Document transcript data
**********

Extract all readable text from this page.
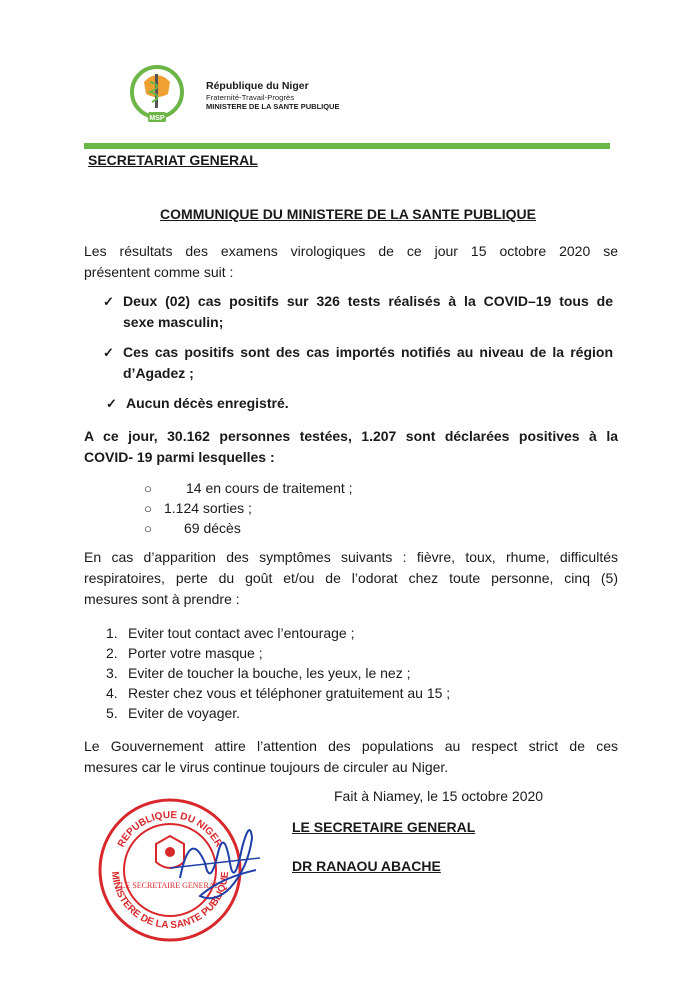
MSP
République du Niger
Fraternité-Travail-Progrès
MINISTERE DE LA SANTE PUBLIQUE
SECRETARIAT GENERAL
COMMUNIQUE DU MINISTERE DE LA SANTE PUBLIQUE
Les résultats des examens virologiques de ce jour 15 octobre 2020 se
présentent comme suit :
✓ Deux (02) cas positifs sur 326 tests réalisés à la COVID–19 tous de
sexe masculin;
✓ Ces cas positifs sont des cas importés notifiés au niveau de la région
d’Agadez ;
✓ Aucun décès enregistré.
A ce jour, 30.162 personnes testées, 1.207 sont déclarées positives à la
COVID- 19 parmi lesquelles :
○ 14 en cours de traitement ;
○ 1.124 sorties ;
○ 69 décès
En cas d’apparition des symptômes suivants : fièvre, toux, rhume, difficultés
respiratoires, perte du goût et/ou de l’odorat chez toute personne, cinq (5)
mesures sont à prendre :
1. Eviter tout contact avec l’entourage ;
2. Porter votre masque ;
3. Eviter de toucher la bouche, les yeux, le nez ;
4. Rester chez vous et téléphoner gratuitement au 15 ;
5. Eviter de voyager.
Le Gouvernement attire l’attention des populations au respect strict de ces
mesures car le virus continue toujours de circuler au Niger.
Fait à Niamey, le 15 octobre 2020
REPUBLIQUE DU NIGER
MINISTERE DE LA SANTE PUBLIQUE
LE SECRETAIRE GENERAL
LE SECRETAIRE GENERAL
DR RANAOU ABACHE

**********

**Instructions for the task**
Output every line of the records exactly, excluding all pictures.

**Completed task**
Extract all readable text from this page.
MSP
République du Niger
Fraternité-Travail-Progrès
MINISTERE DE LA SANTE PUBLIQUE
SECRETARIAT GENERAL
COMMUNIQUE DU MINISTERE DE LA SANTE PUBLIQUE
Les résultats des examens virologiques de ce jour 15 octobre 2020 se
présentent comme suit :
✓ Deux (02) cas positifs sur 326 tests réalisés à la COVID–19 tous de
sexe masculin;
✓ Ces cas positifs sont des cas importés notifiés au niveau de la région
d’Agadez ;
✓ Aucun décès enregistré.
A ce jour, 30.162 personnes testées, 1.207 sont déclarées positives à la
COVID- 19 parmi lesquelles :
○ 14 en cours de traitement ;
○ 1.124 sorties ;
○ 69 décès
En cas d’apparition des symptômes suivants : fièvre, toux, rhume, difficultés
respiratoires, perte du goût et/ou de l’odorat chez toute personne, cinq (5)
mesures sont à prendre :
1. Eviter tout contact avec l’entourage ;
2. Porter votre masque ;
3. Eviter de toucher la bouche, les yeux, le nez ;
4. Rester chez vous et téléphoner gratuitement au 15 ;
5. Eviter de voyager.
Le Gouvernement attire l’attention des populations au respect strict de ces
mesures car le virus continue toujours de circuler au Niger.
Fait à Niamey, le 15 octobre 2020
REPUBLIQUE DU NIGER
MINISTERE DE LA SANTE PUBLIQUE
LE SECRETAIRE GENERAL
LE SECRETAIRE GENERAL
DR RANAOU ABACHE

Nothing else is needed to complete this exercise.